[What you need to do]
Select the lines of the records containing the word "CLTI" and list them.
* start Source material *
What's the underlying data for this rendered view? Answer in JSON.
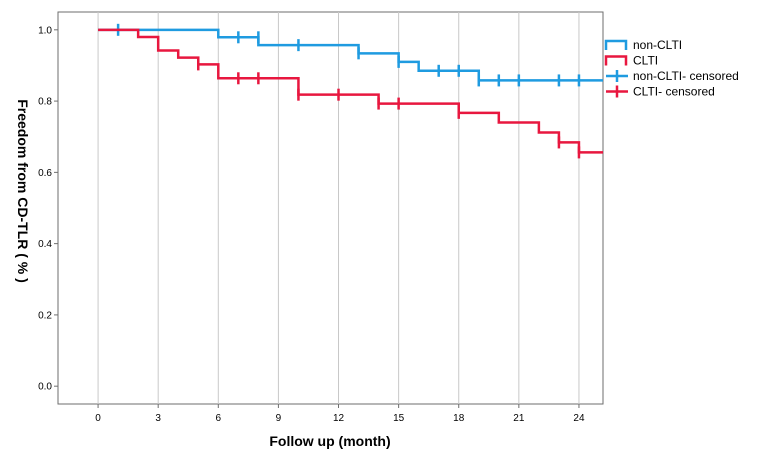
{
  "chart_data": {
    "type": "line",
    "title": "",
    "xlabel": "Follow up (month)",
    "ylabel": "Freedom from CD-TLR ( % )",
    "xlim": [
      -2,
      25.2
    ],
    "ylim": [
      -0.05,
      1.05
    ],
    "x_ticks": [
      0,
      3,
      6,
      9,
      12,
      15,
      18,
      21,
      24
    ],
    "x_tick_labels": [
      "0",
      "3",
      "6",
      "9",
      "12",
      "15",
      "18",
      "21",
      "24"
    ],
    "y_ticks": [
      0.0,
      0.2,
      0.4,
      0.6,
      0.8,
      1.0
    ],
    "y_tick_labels": [
      "0.0",
      "0.2",
      "0.4",
      "0.6",
      "0.8",
      "1.0"
    ],
    "grid": "vertical",
    "legend_position": "right",
    "legend": [
      {
        "label": "non-CLTI",
        "kind": "step",
        "color": "#1f9be0"
      },
      {
        "label": "CLTI",
        "kind": "step",
        "color": "#e8173f"
      },
      {
        "label": "non-CLTI- censored",
        "kind": "censored",
        "color": "#1f9be0"
      },
      {
        "label": "CLTI- censored",
        "kind": "censored",
        "color": "#e8173f"
      }
    ],
    "series": [
      {
        "name": "non-CLTI",
        "color": "#1f9be0",
        "x": [
          0,
          6,
          8,
          13,
          15,
          16,
          19,
          25.2
        ],
        "y": [
          1.0,
          0.979,
          0.957,
          0.934,
          0.91,
          0.885,
          0.858,
          0.858
        ],
        "censored": [
          {
            "x": 1,
            "y": 1.0
          },
          {
            "x": 7,
            "y": 0.979
          },
          {
            "x": 8,
            "y": 0.979
          },
          {
            "x": 10,
            "y": 0.957
          },
          {
            "x": 13,
            "y": 0.934
          },
          {
            "x": 15,
            "y": 0.91
          },
          {
            "x": 17,
            "y": 0.885
          },
          {
            "x": 18,
            "y": 0.885
          },
          {
            "x": 19,
            "y": 0.858
          },
          {
            "x": 20,
            "y": 0.858
          },
          {
            "x": 21,
            "y": 0.858
          },
          {
            "x": 23,
            "y": 0.858
          },
          {
            "x": 24,
            "y": 0.858
          }
        ]
      },
      {
        "name": "CLTI",
        "color": "#e8173f",
        "x": [
          0,
          2,
          3,
          4,
          5,
          6,
          10,
          14,
          18,
          20,
          22,
          23,
          24,
          25.2
        ],
        "y": [
          1.0,
          0.98,
          0.942,
          0.922,
          0.903,
          0.864,
          0.818,
          0.793,
          0.767,
          0.74,
          0.712,
          0.684,
          0.656,
          0.656
        ],
        "censored": [
          {
            "x": 5,
            "y": 0.903
          },
          {
            "x": 7,
            "y": 0.864
          },
          {
            "x": 8,
            "y": 0.864
          },
          {
            "x": 10,
            "y": 0.818
          },
          {
            "x": 12,
            "y": 0.818
          },
          {
            "x": 14,
            "y": 0.793
          },
          {
            "x": 15,
            "y": 0.793
          },
          {
            "x": 18,
            "y": 0.767
          },
          {
            "x": 23,
            "y": 0.684
          },
          {
            "x": 24,
            "y": 0.656
          }
        ]
      }
    ]
  }
}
* end Source material *
[Final result]
        "label": "non-CLTI",
        "label": "CLTI",
        "label": "non-CLTI- censored",
        "label": "CLTI- censored",
        "name": "non-CLTI",
        "name": "CLTI",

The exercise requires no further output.